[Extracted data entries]
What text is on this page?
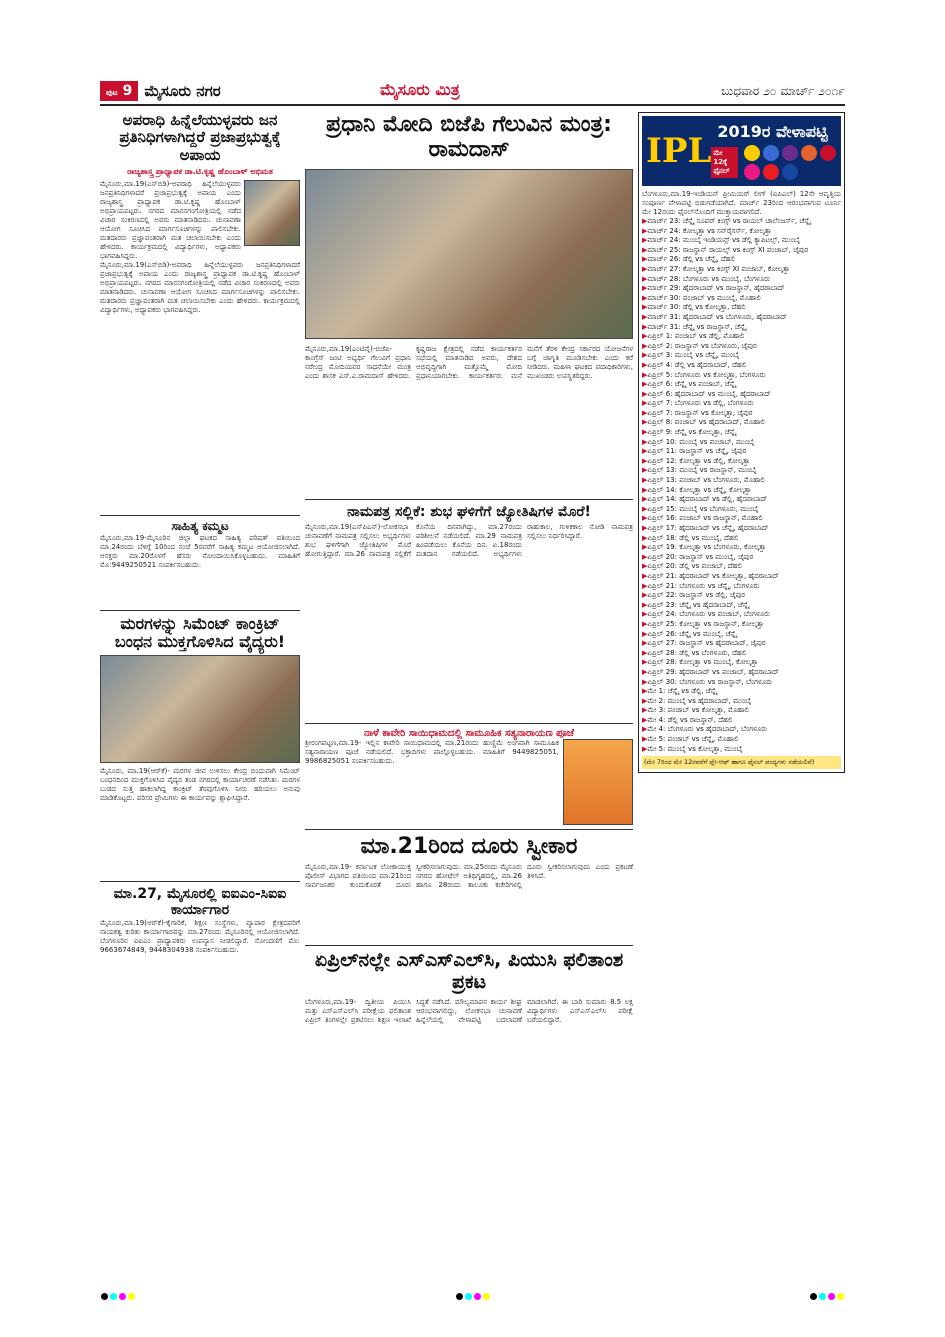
ಪುಟ 9 ಮೈಸೂರು ನಗರ	ಮೈಸೂರು ಮಿತ್ರ	ಬುಧವಾರ ೨೦ ಮಾರ್ಚ್ ೨೦೧೯
ಅಪರಾಧಿ ಹಿನ್ನೆಲೆಯುಳ್ಳವರು ಜನ ಪ್ರತಿನಿಧಿಗಳಾಗಿದ್ದರೆ ಪ್ರಜಾಪ್ರಭುತ್ವಕ್ಕೆ ಅಪಾಯ
ರಾಜ್ಯಶಾಸ್ತ್ರ ಪ್ರಾಧ್ಯಾಪಕ ಡಾ.ಟಿ.ಕೃಷ್ಣ ಹೊಂಬಾಳ್ ಅಭಿಮತ
ಮೈಸೂರು,ಮಾ.19(ಎಸ್‌ಬಿಡಿ)-ಅಪರಾಧಿ ಹಿನ್ನೆಲೆಯುಳ್ಳವರು ಜನಪ್ರತಿನಿಧಿಗಳಾದರೆ ಪ್ರಜಾಪ್ರಭುತ್ವಕ್ಕೆ ಅಪಾಯ ಎಂದು ರಾಜ್ಯಶಾಸ್ತ್ರ ಪ್ರಾಧ್ಯಾಪಕ ಡಾ.ಟಿ.ಕೃಷ್ಣ ಹೊಂಬಾಳ್ ಅಭಿಪ್ರಾಯಪಟ್ಟರು. ನಗರದ ಮಾನಸಗಂಗೋತ್ರಿಯಲ್ಲಿ ನಡೆದ ವಿಚಾರ ಸಂಕಿರಣದಲ್ಲಿ ಅವರು ಮಾತನಾಡಿದರು. ಚುನಾವಣಾ ಆಯೋಗ ಸೂಚಿಸಿದ ಮಾರ್ಗಸೂಚಿಗಳನ್ನು ಪಾಲಿಸಬೇಕು. ಮತದಾರರು ಪ್ರಜ್ಞಾವಂತರಾಗಿ ಮತ ಚಲಾಯಿಸಬೇಕು ಎಂದು ಹೇಳಿದರು. ಕಾರ್ಯಕ್ರಮದಲ್ಲಿ ವಿದ್ಯಾರ್ಥಿಗಳು, ಅಧ್ಯಾಪಕರು ಭಾಗವಹಿಸಿದ್ದರು.
ಮೈಸೂರು,ಮಾ.19(ಎಸ್‌ಬಿಡಿ)-ಅಪರಾಧಿ ಹಿನ್ನೆಲೆಯುಳ್ಳವರು ಜನಪ್ರತಿನಿಧಿಗಳಾದರೆ ಪ್ರಜಾಪ್ರಭುತ್ವಕ್ಕೆ ಅಪಾಯ ಎಂದು ರಾಜ್ಯಶಾಸ್ತ್ರ ಪ್ರಾಧ್ಯಾಪಕ ಡಾ.ಟಿ.ಕೃಷ್ಣ ಹೊಂಬಾಳ್ ಅಭಿಪ್ರಾಯಪಟ್ಟರು. ನಗರದ ಮಾನಸಗಂಗೋತ್ರಿಯಲ್ಲಿ ನಡೆದ ವಿಚಾರ ಸಂಕಿರಣದಲ್ಲಿ ಅವರು ಮಾತನಾಡಿದರು. ಚುನಾವಣಾ ಆಯೋಗ ಸೂಚಿಸಿದ ಮಾರ್ಗಸೂಚಿಗಳನ್ನು ಪಾಲಿಸಬೇಕು. ಮತದಾರರು ಪ್ರಜ್ಞಾವಂತರಾಗಿ ಮತ ಚಲಾಯಿಸಬೇಕು ಎಂದು ಹೇಳಿದರು. ಕಾರ್ಯಕ್ರಮದಲ್ಲಿ ವಿದ್ಯಾರ್ಥಿಗಳು, ಅಧ್ಯಾಪಕರು ಭಾಗವಹಿಸಿದ್ದರು.
ಸಾಹಿತ್ಯ ಕಮ್ಮಟ
ಮೈಸೂರು,ಮಾ.19-ಮೈಸೂರಿನ ಜಿಲ್ಲಾ ಘಟಕದ ಸಾಹಿತ್ಯ ಪರಿಷತ್ ವತಿಯಿಂದ ಮಾ.24ರಂದು ಬೆಳಿಗ್ಗೆ 10ರಿಂದ ಸಂಜೆ 5ರವರೆಗೆ ಸಾಹಿತ್ಯ ಕಮ್ಮಟ ಆಯೋಜಿಸಲಾಗಿದೆ. ಆಸಕ್ತರು ಮಾ.20ರೊಳಗೆ ಹೆಸರು ನೋಂದಾಯಿಸಿಕೊಳ್ಳಬಹುದು. ಮಾಹಿತಿಗೆ ಮೊ:9449250521 ಸಂಪರ್ಕಿಸಬಹುದು.
ಮರಗಳನ್ನು ಸಿಮೆಂಟ್ ಕಾಂಕ್ರಿಟ್ ಬಂಧನ ಮುಕ್ತಗೊಳಿಸಿದ ವೈದ್ಯರು!
ಮೈಸೂರು, ಮಾ.19(ಆರ್‌ಕೆ)- ಮರಗಳ ಜೀವ ಉಳಿಸಲು ಕೇಂದ್ರ ಬಿಂದುವಾಗಿ ಸಿಮೆಂಟ್ ಬಂಧನದಿಂದ ಮುಕ್ತಗೊಳಿಸಿದ ವೈದ್ಯರ ತಂಡ ನಗರದಲ್ಲಿ ಕಾರ್ಯಾಚರಣೆ ನಡೆಸಿತು. ಮರಗಳ ಬುಡದ ಸುತ್ತ ಹಾಕಲಾಗಿದ್ದ ಕಾಂಕ್ರಿಟ್ ತೆರವುಗೊಳಿಸಿ ನೀರು ಹರಿಯಲು ಅನುವು ಮಾಡಿಕೊಟ್ಟರು. ಪರಿಸರ ಪ್ರೇಮಿಗಳು ಈ ಕಾರ್ಯವನ್ನು ಶ್ಲಾಘಿಸಿದ್ದಾರೆ.
ಮಾ.27, ಮೈಸೂರಲ್ಲಿ ಐಐಎಂ-ಸಿಐಐ ಕಾರ್ಯಾಗಾರ
ಮೈಸೂರು,ಮಾ.19(ಆರ್‌ಕೆ)-ಕೈಗಾರಿಕೆ, ಶಿಕ್ಷಣ ಸಂಸ್ಥೆಗಳು, ವ್ಯಾಪಾರ ಕ್ಷೇತ್ರದವರಿಗೆ ನಾಯಕತ್ವ ಕುರಿತು ಕಾರ್ಯಾಗಾರವನ್ನು ಮಾ.27ರಂದು ಮೈಸೂರಿನಲ್ಲಿ ಆಯೋಜಿಸಲಾಗಿದೆ. ಬೆಂಗಳೂರಿನ ಐಐಎಂ ಪ್ರಾಧ್ಯಾಪಕರು ಉಪನ್ಯಾಸ ನೀಡಲಿದ್ದಾರೆ. ನೋಂದಣಿಗೆ ಮೊ: 9663674849, 9448304938 ಸಂಪರ್ಕಿಸಬಹುದು.
ಪ್ರಧಾನಿ ಮೋದಿ ಬಿಜೆಪಿ ಗೆಲುವಿನ ಮಂತ್ರ: ರಾಮದಾಸ್
ಮೈಸೂರು,ಮಾ.19(ಎಂಟಿವೈ)-ಬಿಜೆಪಿ-ಕಾಂಗ್ರೆಸ್ ಜಂಟಿ ಅಭ್ಯರ್ಥಿ ಗೆಲುವಿಗೆ ಪ್ರಧಾನಿ ನರೇಂದ್ರ ಮೋದಿಯವರ ಸಾಧನೆಯೇ ಮಂತ್ರ ಎಂದು ಶಾಸಕ ಎಸ್.ಎ.ರಾಮದಾಸ್ ಹೇಳಿದರು. ಕೃಷ್ಣರಾಜ ಕ್ಷೇತ್ರದಲ್ಲಿ ನಡೆದ ಕಾರ್ಯಕರ್ತರ ಸಭೆಯಲ್ಲಿ ಮಾತನಾಡಿದ ಅವರು, ದೇಶದ ಅಭಿವೃದ್ಧಿಗಾಗಿ ಮತ್ತೊಮ್ಮೆ ಮೋದಿ ಪ್ರಧಾನಿಯಾಗಬೇಕು. ಕಾರ್ಯಕರ್ತರು ಮನೆ ಮನೆಗೆ ತೆರಳಿ ಕೇಂದ್ರ ಸರ್ಕಾರದ ಯೋಜನೆಗಳ ಬಗ್ಗೆ ಜಾಗೃತಿ ಮೂಡಿಸಬೇಕು ಎಂದು ಕರೆ ನೀಡಿದರು. ಮಹಿಳಾ ಘಟಕದ ಪದಾಧಿಕಾರಿಗಳು, ಮುಖಂಡರು ಉಪಸ್ಥಿತರಿದ್ದರು.
ನಾಮಪತ್ರ ಸಲ್ಲಿಕೆ: ಶುಭ ಘಳಿಗೆಗೆ ಜ್ಯೋತಿಷಿಗಳ ಮೊರೆ!
ಮೈಸೂರು,ಮಾ.19(ಎಸ್‌ಪಿಎನ್)-ಲೋಕಸಭಾ ಚುನಾವಣೆಗೆ ನಾಮಪತ್ರ ಸಲ್ಲಿಸಲು ಅಭ್ಯರ್ಥಿಗಳು ಶುಭ ಘಳಿಗೆಗಾಗಿ ಜ್ಯೋತಿಷಿಗಳ ಮೊರೆ ಹೋಗುತ್ತಿದ್ದಾರೆ. ಮಾ.26 ನಾಮಪತ್ರ ಸಲ್ಲಿಕೆಗೆ ಕೊನೆಯ ದಿನವಾಗಿದ್ದು, ಮಾ.27ರಂದು ಪರಿಶೀಲನೆ ನಡೆಯಲಿದೆ. ಮಾ.29 ನಾಮಪತ್ರ ಹಿಂಪಡೆಯಲು ಕೊನೆಯ ದಿನ. ಏ.18ರಂದು ಮತದಾನ ನಡೆಯಲಿದೆ. ಅಭ್ಯರ್ಥಿಗಳು ರಾಹುಕಾಲ, ಗುಳಿಕಕಾಲ ನೋಡಿ ನಾಮಪತ್ರ ಸಲ್ಲಿಸಲು ನಿರ್ಧರಿಸಿದ್ದಾರೆ.
ನಾಳೆ ಕಾವೇರಿ ಸಾಯಿಧಾಮದಲ್ಲಿ ಸಾಮೂಹಿಕ ಸತ್ಯನಾರಾಯಣ ಪೂಜೆ
ಶ್ರೀರಂಗಪಟ್ಟಣ,ಮಾ.19- ಇಲ್ಲಿನ ಕಾವೇರಿ ಸಾಯಿಧಾಮದಲ್ಲಿ ಮಾ.21ರಂದು ಹುಣ್ಣಿಮೆ ಅಂಗವಾಗಿ ಸಾಮೂಹಿಕ ಸತ್ಯನಾರಾಯಣ ಪೂಜೆ ನಡೆಯಲಿದೆ. ಭಕ್ತಾದಿಗಳು ಪಾಲ್ಗೊಳ್ಳಬಹುದು. ಮಾಹಿತಿಗೆ 9449825051, 9986825051 ಸಂಪರ್ಕಿಸಬಹುದು.
ಮಾ.21ರಿಂದ ದೂರು ಸ್ವೀಕಾರ
ಮೈಸೂರು,ಮಾ.19- ಕರ್ನಾಟಕ ಲೋಕಾಯುಕ್ತ ಪೊಲೀಸ್ ವಿಭಾಗದ ವತಿಯಿಂದ ಮಾ.21ರಿಂದ ಸಾರ್ವಜನಿಕರ ಕುಂದುಕೊರತೆ ದೂರು ಸ್ವೀಕರಿಸಲಾಗುವುದು. ಮಾ.25ರಂದು ಮೈಸೂರು ನಗರದ ಹೋಟೆಲ್ ಅತಿಥಿಗೃಹದಲ್ಲಿ, ಮಾ.26 ಹಾಗೂ 28ರಂದು ತಾಲೂಕು ಕಚೇರಿಗಳಲ್ಲಿ ದೂರು ಸ್ವೀಕರಿಸಲಾಗುವುದು ಎಂದು ಪ್ರಕಟಣೆ ತಿಳಿಸಿದೆ.
ಏಪ್ರಿಲ್‌ನಲ್ಲೇ ಎಸ್‌ಎಸ್‌ಎಲ್‌ಸಿ, ಪಿಯುಸಿ ಫಲಿತಾಂಶ ಪ್ರಕಟ
ಬೆಂಗಳೂರು,ಮಾ.19- ದ್ವಿತೀಯ ಪಿಯುಸಿ ಮತ್ತು ಎಸ್‌ಎಸ್‌ಎಲ್‌ಸಿ ಪರೀಕ್ಷೆಯ ಫಲಿತಾಂಶ ಏಪ್ರಿಲ್ ತಿಂಗಳಲ್ಲೇ ಪ್ರಕಟಿಸಲು ಶಿಕ್ಷಣ ಇಲಾಖೆ ಸಿದ್ಧತೆ ನಡೆಸಿದೆ. ಮೌಲ್ಯಮಾಪನ ಕಾರ್ಯ ಶೀಘ್ರ ಆರಂಭವಾಗಲಿದ್ದು, ಲೋಕಸಭಾ ಚುನಾವಣೆ ಹಿನ್ನೆಲೆಯಲ್ಲಿ ವೇಳಾಪಟ್ಟಿ ಬದಲಾವಣೆ ಮಾಡಲಾಗಿದೆ. ಈ ಬಾರಿ ಸುಮಾರು 8.5 ಲಕ್ಷ ವಿದ್ಯಾರ್ಥಿಗಳು ಎಸ್‌ಎಸ್‌ಎಲ್‌ಸಿ ಪರೀಕ್ಷೆ ಬರೆಯಲಿದ್ದಾರೆ.
IPL 2019ರ ವೇಳಾಪಟ್ಟಿ
ಮೇ 12ಕ್ಕೆ ಫೈನಲ್
ಬೆಂಗಳೂರು,ಮಾ.19-ಇಂಡಿಯನ್ ಪ್ರೀಮಿಯರ್ ಲೀಗ್ (ಐಪಿಎಲ್) 12ನೇ ಆವೃತ್ತಿಯ ಸಂಪೂರ್ಣ ವೇಳಾಪಟ್ಟಿ ಬಿಡುಗಡೆಯಾಗಿದೆ. ಮಾರ್ಚ್ 23ರಿಂದ ಆರಂಭವಾಗುವ ಟೂರ್ನಿ ಮೇ 12ರಂದು ಫೈನಲ್‌ನೊಂದಿಗೆ ಮುಕ್ತಾಯವಾಗಲಿದೆ.
▶ ಮಾರ್ಚ್ 23: ಚೆನ್ನೈ ಸೂಪರ್ ಕಿಂಗ್ಸ್ vs ರಾಯಲ್ ಚಾಲೆಂಜರ್ಸ್, ಚೆನ್ನೈ
▶ ಮಾರ್ಚ್ 24: ಕೋಲ್ಕತ್ತಾ vs ಸನ್‌ರೈಸರ್ಸ್, ಕೋಲ್ಕತ್ತಾ
▶ ಮಾರ್ಚ್ 24: ಮುಂಬೈ ಇಂಡಿಯನ್ಸ್ vs ಡೆಲ್ಲಿ ಕ್ಯಾಪಿಟಲ್ಸ್, ಮುಂಬೈ
▶ ಮಾರ್ಚ್ 25: ರಾಜಸ್ಥಾನ್ ರಾಯಲ್ಸ್ vs ಕಿಂಗ್ಸ್ XI ಪಂಜಾಬ್, ಜೈಪುರ
▶ ಮಾರ್ಚ್ 26: ಡೆಲ್ಲಿ vs ಚೆನ್ನೈ, ದೆಹಲಿ
▶ ಮಾರ್ಚ್ 27: ಕೋಲ್ಕತ್ತಾ vs ಕಿಂಗ್ಸ್ XI ಪಂಜಾಬ್, ಕೋಲ್ಕತ್ತಾ
▶ ಮಾರ್ಚ್ 28: ಬೆಂಗಳೂರು vs ಮುಂಬೈ, ಬೆಂಗಳೂರು
▶ ಮಾರ್ಚ್ 29: ಹೈದರಾಬಾದ್ vs ರಾಜಸ್ಥಾನ್, ಹೈದರಾಬಾದ್
▶ ಮಾರ್ಚ್ 30: ಪಂಜಾಬ್ vs ಮುಂಬೈ, ಮೊಹಾಲಿ
▶ ಮಾರ್ಚ್ 30: ಡೆಲ್ಲಿ vs ಕೋಲ್ಕತ್ತಾ, ದೆಹಲಿ
▶ ಮಾರ್ಚ್ 31: ಹೈದರಾಬಾದ್ vs ಬೆಂಗಳೂರು, ಹೈದರಾಬಾದ್
▶ ಮಾರ್ಚ್ 31: ಚೆನ್ನೈ vs ರಾಜಸ್ಥಾನ್, ಚೆನ್ನೈ
▶ ಏಪ್ರಿಲ್ 1: ಪಂಜಾಬ್ vs ಡೆಲ್ಲಿ, ಮೊಹಾಲಿ
▶ ಏಪ್ರಿಲ್ 2: ರಾಜಸ್ಥಾನ್ vs ಬೆಂಗಳೂರು, ಜೈಪುರ
▶ ಏಪ್ರಿಲ್ 3: ಮುಂಬೈ vs ಚೆನ್ನೈ, ಮುಂಬೈ
▶ ಏಪ್ರಿಲ್ 4: ಡೆಲ್ಲಿ vs ಹೈದರಾಬಾದ್, ದೆಹಲಿ
▶ ಏಪ್ರಿಲ್ 5: ಬೆಂಗಳೂರು vs ಕೋಲ್ಕತ್ತಾ, ಬೆಂಗಳೂರು
▶ ಏಪ್ರಿಲ್ 6: ಚೆನ್ನೈ vs ಪಂಜಾಬ್, ಚೆನ್ನೈ
▶ ಏಪ್ರಿಲ್ 6: ಹೈದರಾಬಾದ್ vs ಮುಂಬೈ, ಹೈದರಾಬಾದ್
▶ ಏಪ್ರಿಲ್ 7: ಬೆಂಗಳೂರು vs ಡೆಲ್ಲಿ, ಬೆಂಗಳೂರು
▶ ಏಪ್ರಿಲ್ 7: ರಾಜಸ್ಥಾನ್ vs ಕೋಲ್ಕತ್ತಾ, ಜೈಪುರ
▶ ಏಪ್ರಿಲ್ 8: ಪಂಜಾಬ್ vs ಹೈದರಾಬಾದ್, ಮೊಹಾಲಿ
▶ ಏಪ್ರಿಲ್ 9: ಚೆನ್ನೈ vs ಕೋಲ್ಕತ್ತಾ, ಚೆನ್ನೈ
▶ ಏಪ್ರಿಲ್ 10: ಮುಂಬೈ vs ಪಂಜಾಬ್, ಮುಂಬೈ
▶ ಏಪ್ರಿಲ್ 11: ರಾಜಸ್ಥಾನ್ vs ಚೆನ್ನೈ, ಜೈಪುರ
▶ ಏಪ್ರಿಲ್ 12: ಕೋಲ್ಕತ್ತಾ vs ಡೆಲ್ಲಿ, ಕೋಲ್ಕತ್ತಾ
▶ ಏಪ್ರಿಲ್ 13: ಮುಂಬೈ vs ರಾಜಸ್ಥಾನ್, ಮುಂಬೈ
▶ ಏಪ್ರಿಲ್ 13: ಪಂಜಾಬ್ vs ಬೆಂಗಳೂರು, ಮೊಹಾಲಿ
▶ ಏಪ್ರಿಲ್ 14: ಕೋಲ್ಕತ್ತಾ vs ಚೆನ್ನೈ, ಕೋಲ್ಕತ್ತಾ
▶ ಏಪ್ರಿಲ್ 14: ಹೈದರಾಬಾದ್ vs ಡೆಲ್ಲಿ, ಹೈದರಾಬಾದ್
▶ ಏಪ್ರಿಲ್ 15: ಮುಂಬೈ vs ಬೆಂಗಳೂರು, ಮುಂಬೈ
▶ ಏಪ್ರಿಲ್ 16: ಪಂಜಾಬ್ vs ರಾಜಸ್ಥಾನ್, ಮೊಹಾಲಿ
▶ ಏಪ್ರಿಲ್ 17: ಹೈದರಾಬಾದ್ vs ಚೆನ್ನೈ, ಹೈದರಾಬಾದ್
▶ ಏಪ್ರಿಲ್ 18: ಡೆಲ್ಲಿ vs ಮುಂಬೈ, ದೆಹಲಿ
▶ ಏಪ್ರಿಲ್ 19: ಕೋಲ್ಕತ್ತಾ vs ಬೆಂಗಳೂರು, ಕೋಲ್ಕತ್ತಾ
▶ ಏಪ್ರಿಲ್ 20: ರಾಜಸ್ಥಾನ್ vs ಮುಂಬೈ, ಜೈಪುರ
▶ ಏಪ್ರಿಲ್ 20: ಡೆಲ್ಲಿ vs ಪಂಜಾಬ್, ದೆಹಲಿ
▶ ಏಪ್ರಿಲ್ 21: ಹೈದರಾಬಾದ್ vs ಕೋಲ್ಕತ್ತಾ, ಹೈದರಾಬಾದ್
▶ ಏಪ್ರಿಲ್ 21: ಬೆಂಗಳೂರು vs ಚೆನ್ನೈ, ಬೆಂಗಳೂರು
▶ ಏಪ್ರಿಲ್ 22: ರಾಜಸ್ಥಾನ್ vs ಡೆಲ್ಲಿ, ಜೈಪುರ
▶ ಏಪ್ರಿಲ್ 23: ಚೆನ್ನೈ vs ಹೈದರಾಬಾದ್, ಚೆನ್ನೈ
▶ ಏಪ್ರಿಲ್ 24: ಬೆಂಗಳೂರು vs ಪಂಜಾಬ್, ಬೆಂಗಳೂರು
▶ ಏಪ್ರಿಲ್ 25: ಕೋಲ್ಕತ್ತಾ vs ರಾಜಸ್ಥಾನ್, ಕೋಲ್ಕತ್ತಾ
▶ ಏಪ್ರಿಲ್ 26: ಚೆನ್ನೈ vs ಮುಂಬೈ, ಚೆನ್ನೈ
▶ ಏಪ್ರಿಲ್ 27: ರಾಜಸ್ಥಾನ್ vs ಹೈದರಾಬಾದ್, ಜೈಪುರ
▶ ಏಪ್ರಿಲ್ 28: ಡೆಲ್ಲಿ vs ಬೆಂಗಳೂರು, ದೆಹಲಿ
▶ ಏಪ್ರಿಲ್ 28: ಕೋಲ್ಕತ್ತಾ vs ಮುಂಬೈ, ಕೋಲ್ಕತ್ತಾ
▶ ಏಪ್ರಿಲ್ 29: ಹೈದರಾಬಾದ್ vs ಪಂಜಾಬ್, ಹೈದರಾಬಾದ್
▶ ಏಪ್ರಿಲ್ 30: ಬೆಂಗಳೂರು vs ರಾಜಸ್ಥಾನ್, ಬೆಂಗಳೂರು
▶ ಮೇ 1: ಚೆನ್ನೈ vs ಡೆಲ್ಲಿ, ಚೆನ್ನೈ
▶ ಮೇ 2: ಮುಂಬೈ vs ಹೈದರಾಬಾದ್, ಮುಂಬೈ
▶ ಮೇ 3: ಪಂಜಾಬ್ vs ಕೋಲ್ಕತ್ತಾ, ಮೊಹಾಲಿ
▶ ಮೇ 4: ಡೆಲ್ಲಿ vs ರಾಜಸ್ಥಾನ್, ದೆಹಲಿ
▶ ಮೇ 4: ಬೆಂಗಳೂರು vs ಹೈದರಾಬಾದ್, ಬೆಂಗಳೂರು
▶ ಮೇ 5: ಪಂಜಾಬ್ vs ಚೆನ್ನೈ, ಮೊಹಾಲಿ
▶ ಮೇ 5: ಮುಂಬೈ vs ಕೋಲ್ಕತ್ತಾ, ಮುಂಬೈ
(ಮೇ 7ರಿಂದ ಮೇ 12ರವರೆಗೆ ಪ್ಲೇ-ಆಫ್ ಹಾಗೂ ಫೈನಲ್ ಪಂದ್ಯಗಳು ನಡೆಯಲಿವೆ)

• **STATED TASK**: Copy each line that holds the word "ಘಟಕದ".

• **EXERCISE RESPONSE**:
ಮೈಸೂರು,ಮಾ.19-ಮೈಸೂರಿನ ಜಿಲ್ಲಾ ಘಟಕದ ಸಾಹಿತ್ಯ ಪರಿಷತ್ ವತಿಯಿಂದ ಮಾ.24ರಂದು ಬೆಳಿಗ್ಗೆ 10ರಿಂದ ಸಂಜೆ 5ರವರೆಗೆ ಸಾಹಿತ್ಯ ಕಮ್ಮಟ ಆಯೋಜಿಸಲಾಗಿದೆ. ಆಸಕ್ತರು ಮಾ.20ರೊಳಗೆ ಹೆಸರು ನೋಂದಾಯಿಸಿಕೊಳ್ಳಬಹುದು. ಮಾಹಿತಿಗೆ ಮೊ:9449250521 ಸಂಪರ್ಕಿಸಬಹುದು.
ಮೈಸೂರು,ಮಾ.19(ಎಂಟಿವೈ)-ಬಿಜೆಪಿ-ಕಾಂಗ್ರೆಸ್ ಜಂಟಿ ಅಭ್ಯರ್ಥಿ ಗೆಲುವಿಗೆ ಪ್ರಧಾನಿ ನರೇಂದ್ರ ಮೋದಿಯವರ ಸಾಧನೆಯೇ ಮಂತ್ರ ಎಂದು ಶಾಸಕ ಎಸ್.ಎ.ರಾಮದಾಸ್ ಹೇಳಿದರು. ಕೃಷ್ಣರಾಜ ಕ್ಷೇತ್ರದಲ್ಲಿ ನಡೆದ ಕಾರ್ಯಕರ್ತರ ಸಭೆಯಲ್ಲಿ ಮಾತನಾಡಿದ ಅವರು, ದೇಶದ ಅಭಿವೃದ್ಧಿಗಾಗಿ ಮತ್ತೊಮ್ಮೆ ಮೋದಿ ಪ್ರಧಾನಿಯಾಗಬೇಕು. ಕಾರ್ಯಕರ್ತರು ಮನೆ ಮನೆಗೆ ತೆರಳಿ ಕೇಂದ್ರ ಸರ್ಕಾರದ ಯೋಜನೆಗಳ ಬಗ್ಗೆ ಜಾಗೃತಿ ಮೂಡಿಸಬೇಕು ಎಂದು ಕರೆ ನೀಡಿದರು. ಮಹಿಳಾ ಘಟಕದ ಪದಾಧಿಕಾರಿಗಳು, ಮುಖಂಡರು ಉಪಸ್ಥಿತರಿದ್ದರು.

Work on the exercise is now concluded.